WRITTEN EXERCISE:
List every line in the entries below that contains the string "FancyBboxPatch". Case counts.

========================

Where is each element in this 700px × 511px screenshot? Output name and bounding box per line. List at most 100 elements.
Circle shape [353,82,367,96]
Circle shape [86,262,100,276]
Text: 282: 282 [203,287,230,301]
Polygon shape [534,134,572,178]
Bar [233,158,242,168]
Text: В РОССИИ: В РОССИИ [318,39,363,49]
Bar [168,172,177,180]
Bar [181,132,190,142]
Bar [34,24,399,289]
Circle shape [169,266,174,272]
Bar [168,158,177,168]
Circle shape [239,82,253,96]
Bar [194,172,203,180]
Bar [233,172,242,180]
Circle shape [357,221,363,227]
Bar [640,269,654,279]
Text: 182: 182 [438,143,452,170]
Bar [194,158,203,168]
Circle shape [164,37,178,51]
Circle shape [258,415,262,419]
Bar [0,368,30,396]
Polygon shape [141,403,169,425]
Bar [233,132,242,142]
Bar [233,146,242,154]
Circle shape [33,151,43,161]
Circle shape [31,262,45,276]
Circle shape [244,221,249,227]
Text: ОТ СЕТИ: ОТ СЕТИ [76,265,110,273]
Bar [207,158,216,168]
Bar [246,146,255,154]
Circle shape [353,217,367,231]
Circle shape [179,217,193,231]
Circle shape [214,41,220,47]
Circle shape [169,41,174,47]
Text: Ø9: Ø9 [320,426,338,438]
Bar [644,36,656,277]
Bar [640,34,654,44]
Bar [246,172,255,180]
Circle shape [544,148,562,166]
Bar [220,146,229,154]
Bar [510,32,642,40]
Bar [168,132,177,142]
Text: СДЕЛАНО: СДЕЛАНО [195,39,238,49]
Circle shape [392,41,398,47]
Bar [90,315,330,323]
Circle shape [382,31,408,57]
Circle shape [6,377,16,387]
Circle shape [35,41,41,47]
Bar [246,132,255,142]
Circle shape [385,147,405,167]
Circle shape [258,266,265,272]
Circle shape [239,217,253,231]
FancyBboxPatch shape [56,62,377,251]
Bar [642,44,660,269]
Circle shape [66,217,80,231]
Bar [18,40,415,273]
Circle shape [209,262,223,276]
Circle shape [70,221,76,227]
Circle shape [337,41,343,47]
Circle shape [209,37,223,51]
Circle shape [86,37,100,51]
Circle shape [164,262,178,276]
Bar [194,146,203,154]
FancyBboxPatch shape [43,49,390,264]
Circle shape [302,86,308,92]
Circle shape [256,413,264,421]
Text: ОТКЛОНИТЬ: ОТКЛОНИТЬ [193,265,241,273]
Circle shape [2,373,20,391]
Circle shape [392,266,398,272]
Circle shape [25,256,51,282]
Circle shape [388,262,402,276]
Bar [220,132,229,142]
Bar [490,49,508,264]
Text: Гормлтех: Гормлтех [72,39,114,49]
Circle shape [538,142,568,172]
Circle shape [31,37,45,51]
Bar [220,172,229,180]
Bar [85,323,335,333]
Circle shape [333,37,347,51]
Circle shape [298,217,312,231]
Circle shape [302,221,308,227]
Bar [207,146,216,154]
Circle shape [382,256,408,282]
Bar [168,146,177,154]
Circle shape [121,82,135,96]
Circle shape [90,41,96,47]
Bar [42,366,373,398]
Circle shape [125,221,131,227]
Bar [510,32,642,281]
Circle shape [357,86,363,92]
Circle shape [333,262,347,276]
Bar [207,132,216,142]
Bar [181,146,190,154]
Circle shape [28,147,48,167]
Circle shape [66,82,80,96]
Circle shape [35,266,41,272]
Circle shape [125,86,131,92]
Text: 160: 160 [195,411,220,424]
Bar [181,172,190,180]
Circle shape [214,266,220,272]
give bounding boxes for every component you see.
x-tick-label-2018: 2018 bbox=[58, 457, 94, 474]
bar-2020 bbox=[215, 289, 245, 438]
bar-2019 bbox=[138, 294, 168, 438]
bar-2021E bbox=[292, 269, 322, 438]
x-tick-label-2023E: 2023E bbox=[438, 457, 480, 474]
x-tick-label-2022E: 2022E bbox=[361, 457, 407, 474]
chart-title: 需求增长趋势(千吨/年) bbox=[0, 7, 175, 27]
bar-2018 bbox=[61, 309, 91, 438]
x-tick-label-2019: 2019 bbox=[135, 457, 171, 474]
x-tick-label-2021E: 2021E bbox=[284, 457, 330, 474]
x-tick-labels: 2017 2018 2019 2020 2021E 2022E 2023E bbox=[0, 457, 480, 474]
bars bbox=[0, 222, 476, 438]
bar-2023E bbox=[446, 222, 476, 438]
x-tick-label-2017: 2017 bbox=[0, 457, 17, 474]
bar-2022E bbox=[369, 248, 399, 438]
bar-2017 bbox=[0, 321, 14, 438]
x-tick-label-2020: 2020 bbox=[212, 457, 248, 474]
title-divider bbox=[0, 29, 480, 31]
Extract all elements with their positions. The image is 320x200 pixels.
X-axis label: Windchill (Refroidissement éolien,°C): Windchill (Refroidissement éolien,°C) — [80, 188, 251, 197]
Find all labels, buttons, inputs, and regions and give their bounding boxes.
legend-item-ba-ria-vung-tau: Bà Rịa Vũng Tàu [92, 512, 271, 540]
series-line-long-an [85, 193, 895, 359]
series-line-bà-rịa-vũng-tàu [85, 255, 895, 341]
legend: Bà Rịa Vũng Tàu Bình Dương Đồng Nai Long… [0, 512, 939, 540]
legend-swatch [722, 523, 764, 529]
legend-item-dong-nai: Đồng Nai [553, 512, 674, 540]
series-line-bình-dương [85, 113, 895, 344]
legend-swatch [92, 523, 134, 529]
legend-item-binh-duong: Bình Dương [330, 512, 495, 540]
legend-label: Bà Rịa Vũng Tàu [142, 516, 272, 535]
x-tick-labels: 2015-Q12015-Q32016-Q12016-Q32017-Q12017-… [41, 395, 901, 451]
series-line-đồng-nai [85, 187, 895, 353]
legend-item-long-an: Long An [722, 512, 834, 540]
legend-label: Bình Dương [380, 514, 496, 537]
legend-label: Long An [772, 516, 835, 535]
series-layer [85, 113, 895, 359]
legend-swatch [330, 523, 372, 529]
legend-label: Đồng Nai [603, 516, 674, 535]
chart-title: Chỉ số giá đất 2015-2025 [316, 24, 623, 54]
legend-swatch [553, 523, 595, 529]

========================

FINISHED EXERCISE:
FancyBboxPatch shape [56,62,377,251]
FancyBboxPatch shape [43,49,390,264]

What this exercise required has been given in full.